Task goal
Count how many lines in this material contain "than". The answer is that number alone.

The records
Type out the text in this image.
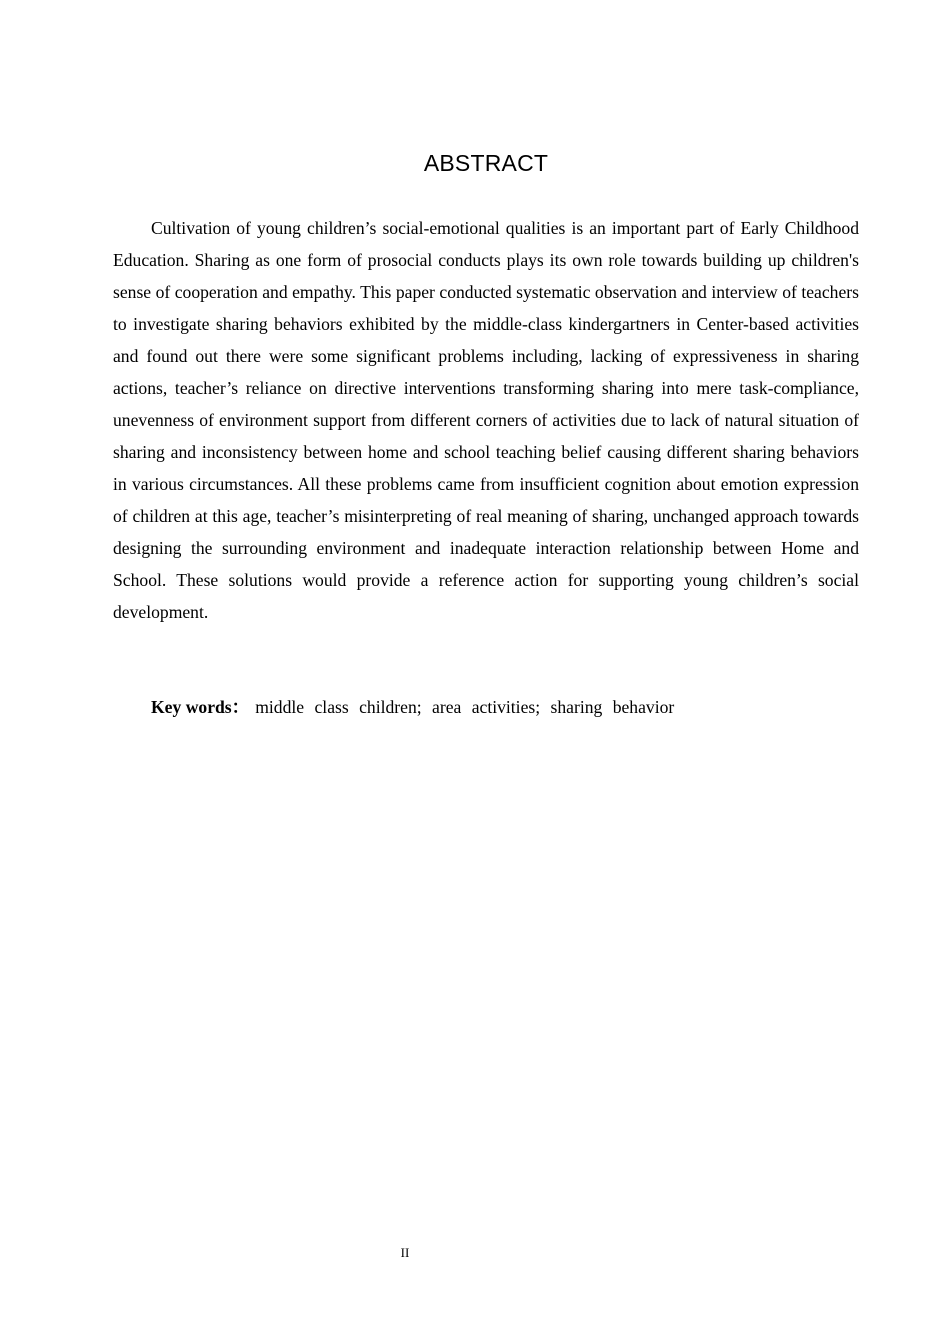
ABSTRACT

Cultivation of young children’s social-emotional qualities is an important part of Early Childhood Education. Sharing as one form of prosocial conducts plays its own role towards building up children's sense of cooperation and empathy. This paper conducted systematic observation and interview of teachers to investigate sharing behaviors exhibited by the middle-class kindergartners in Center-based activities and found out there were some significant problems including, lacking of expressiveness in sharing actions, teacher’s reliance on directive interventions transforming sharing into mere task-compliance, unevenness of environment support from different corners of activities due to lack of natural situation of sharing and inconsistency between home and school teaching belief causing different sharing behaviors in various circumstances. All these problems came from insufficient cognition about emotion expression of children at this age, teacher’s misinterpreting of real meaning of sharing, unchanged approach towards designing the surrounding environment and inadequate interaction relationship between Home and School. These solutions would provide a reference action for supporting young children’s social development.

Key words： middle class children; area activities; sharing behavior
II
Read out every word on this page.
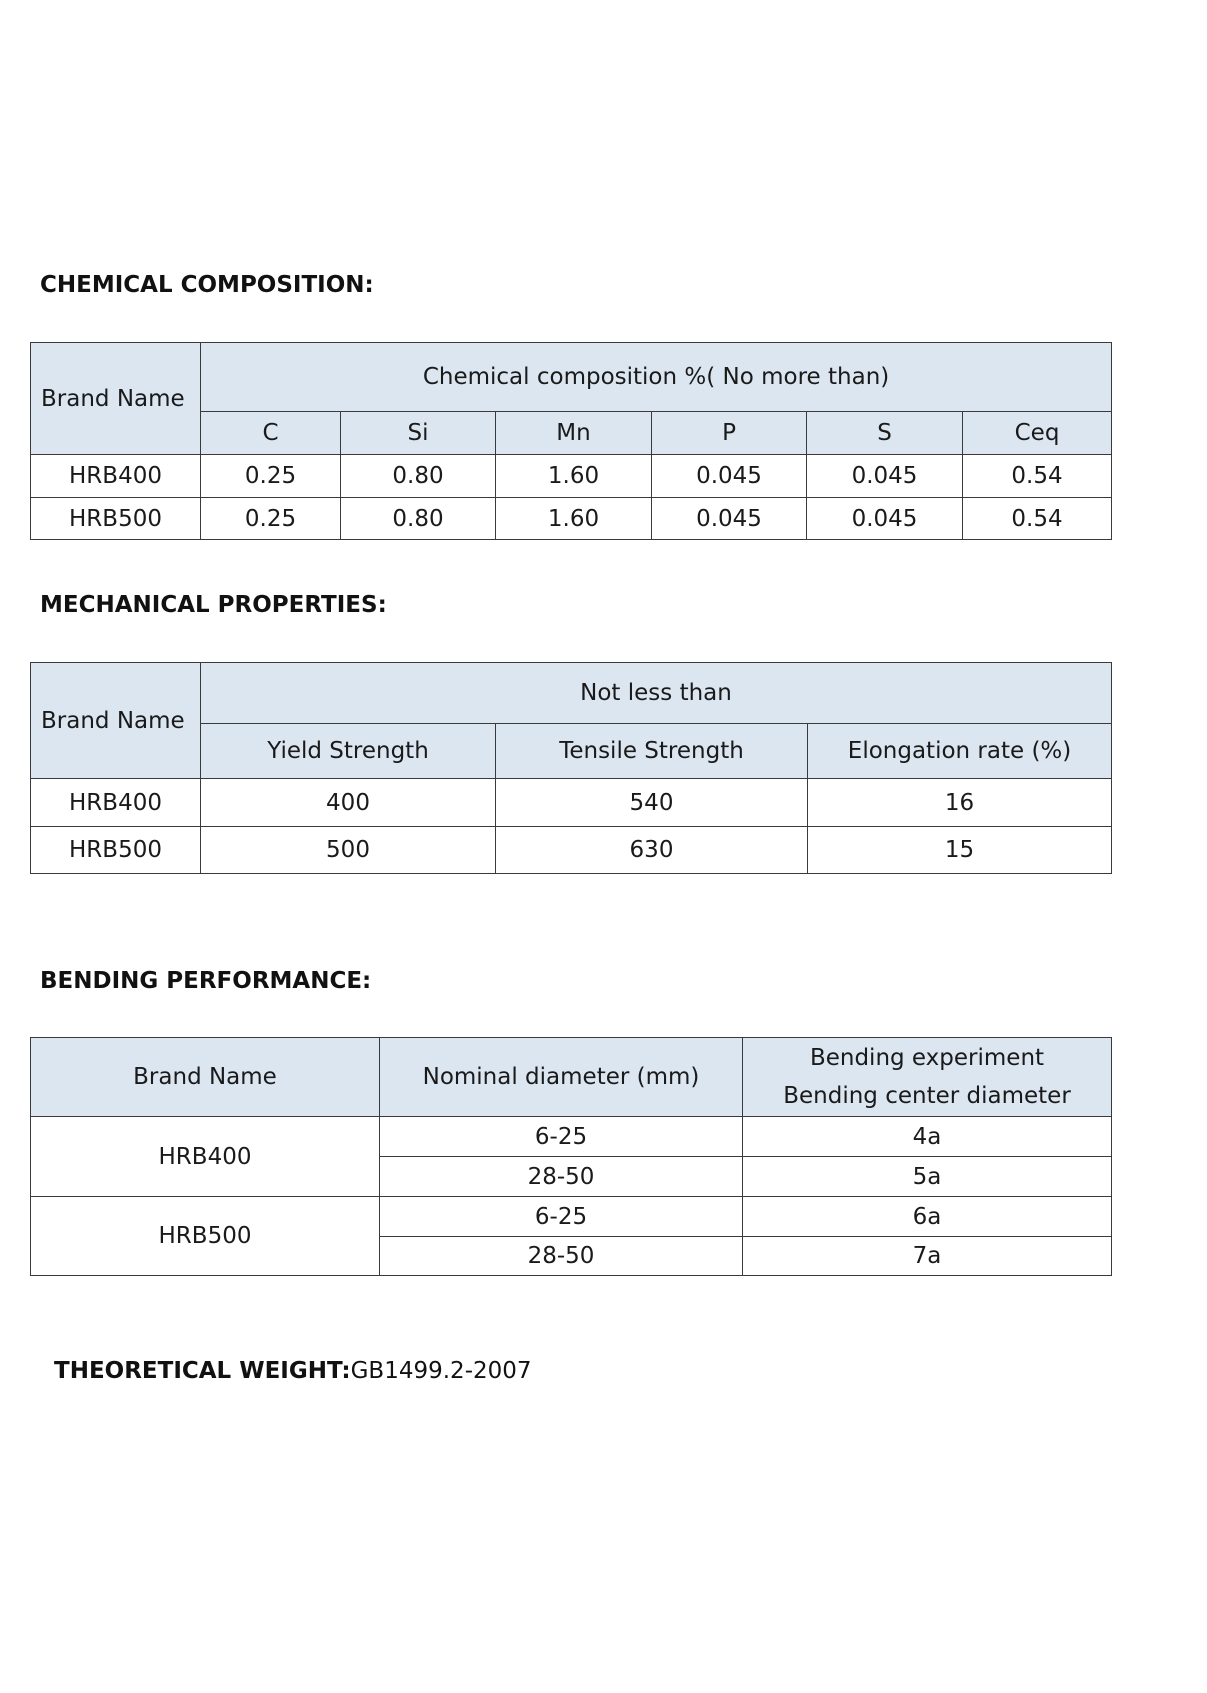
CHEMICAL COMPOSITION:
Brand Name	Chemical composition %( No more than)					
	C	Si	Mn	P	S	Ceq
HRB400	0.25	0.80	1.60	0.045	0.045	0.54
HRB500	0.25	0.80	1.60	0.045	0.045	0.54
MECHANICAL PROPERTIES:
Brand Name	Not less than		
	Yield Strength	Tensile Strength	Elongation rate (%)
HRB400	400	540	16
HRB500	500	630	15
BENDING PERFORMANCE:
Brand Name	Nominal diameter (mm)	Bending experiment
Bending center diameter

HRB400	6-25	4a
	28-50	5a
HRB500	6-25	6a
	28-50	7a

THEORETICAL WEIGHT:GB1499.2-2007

Exercise result
2